AVAILABLE RECORDS:

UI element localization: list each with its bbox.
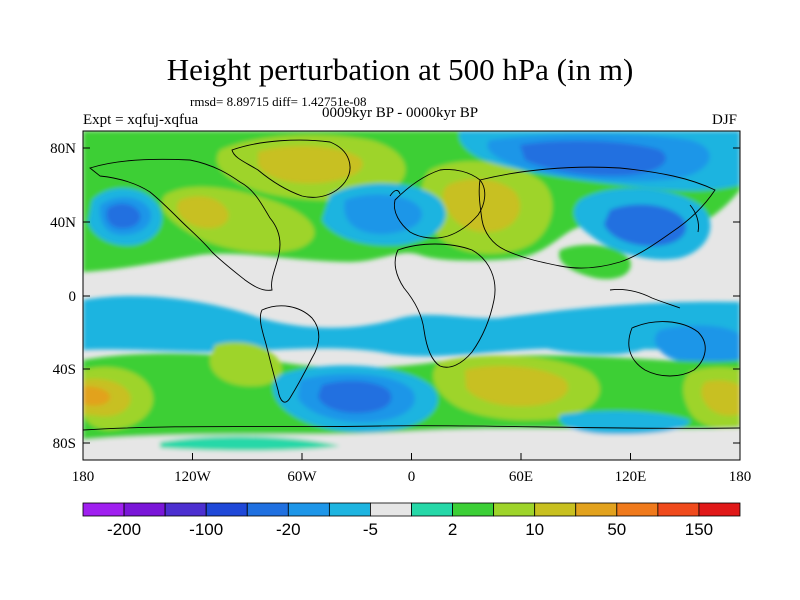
arctic-siberia-core [520,140,666,176]
colorbar-label: 10 [525,520,544,539]
colorbar-swatch [411,502,453,517]
europe-coast [393,169,486,239]
experiment-label: Expt = xqfuj-xqfua [83,112,199,128]
japan-islands [689,204,699,233]
colorbar-swatch [82,502,125,517]
south-atlantic-core [318,380,392,414]
lat-label: 40N [50,215,76,231]
colorbar-swatch [657,502,700,517]
southern-indian-core [465,365,569,407]
australia-coast [628,321,706,377]
south-pacific-high-east-core [701,380,740,416]
colorbar-swatch [575,502,618,517]
lat-label: 40S [53,362,76,378]
colorbar-swatch [246,502,289,517]
colorbar-swatch [452,502,495,517]
lon-label: 180 [729,469,752,485]
colorbar-swatch [205,502,248,517]
lon-label: 60W [287,469,317,485]
colorbar-swatch [123,502,166,517]
colorbar-swatch [287,502,330,517]
lon-label: 180 [72,469,95,485]
uk-islands [389,189,401,197]
colorbar-swatch [328,502,371,517]
longitude-labels: 180 120W 60W 0 60E 120E 180 [72,469,752,485]
period-label: 0009kyr BP - 0000kyr BP [322,105,479,121]
colorbar-label: 50 [607,520,626,539]
season-label: DJF [712,112,738,128]
colorbar-swatch [616,502,659,517]
greenland-core [258,146,363,184]
lon-label: 0 [408,469,416,485]
antarctic-teal [160,436,340,451]
antarctica-coast [83,425,740,431]
colorbar-label: -100 [189,520,223,539]
south-pacific-high-west-peak [83,386,110,406]
lat-label: 0 [69,289,77,305]
colorbar [82,502,741,517]
colorbar-label: -5 [363,520,378,539]
latitude-labels: 80N 40N 0 40S 80S [50,141,76,452]
indian-ocean-low [520,308,660,355]
asia-coast [478,166,716,269]
south-america-coast [259,305,320,403]
lat-label: 80S [53,436,76,452]
north-america-coast [89,158,281,291]
lon-label: 60E [509,469,533,485]
colorbar-swatch [534,502,577,517]
greenland-coast [231,139,351,198]
lon-label: 120E [615,469,647,485]
colorbar-label: -200 [107,520,141,539]
plot-title: Height perturbation at 500 hPa (in m) [166,52,634,87]
colorbar-label: 2 [448,520,457,539]
indonesia-islands [609,289,681,309]
subtropical-green-patch [559,244,631,280]
lat-label: 80N [50,141,76,157]
japan-core [604,204,687,246]
pacific-low [654,325,740,366]
lon-label: 120W [174,469,212,485]
colorbar-label: -20 [276,520,301,539]
africa-coast [394,243,496,368]
anomaly-field [83,131,740,460]
colorbar-swatch [370,502,412,517]
north-pacific-core [106,203,141,229]
colorbar-labels: -200 -100 -20 -5 2 10 50 150 [107,520,713,539]
antarctic-gray [83,428,740,460]
coastlines [83,139,740,431]
colorbar-swatch [493,502,536,517]
colorbar-swatch [698,502,741,517]
colorbar-swatch [164,502,207,517]
axis-ticks [82,147,741,460]
colorbar-label: 150 [685,520,713,539]
europe-core [442,179,520,233]
stats-line: rmsd= 8.89715 diff= 1.42751e-08 [190,94,367,109]
na-west-core [176,196,229,229]
southern-central-high [209,342,282,387]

SET TASK: Reproduce verbatim the block of the records that opens with the line containing "arctic-siberia-core [520,140,666,176]" and closes with the line containing "colorbar-swatch [82,502,125,517]", keeping both of those lines.

EXERCISE OUTPUT:
arctic-siberia-core [520,140,666,176]
colorbar-label: 10 [525,520,544,539]
colorbar-swatch [411,502,453,517]
europe-coast [393,169,486,239]
experiment-label: Expt = xqfuj-xqfua [83,112,199,128]
japan-islands [689,204,699,233]
colorbar-swatch [82,502,125,517]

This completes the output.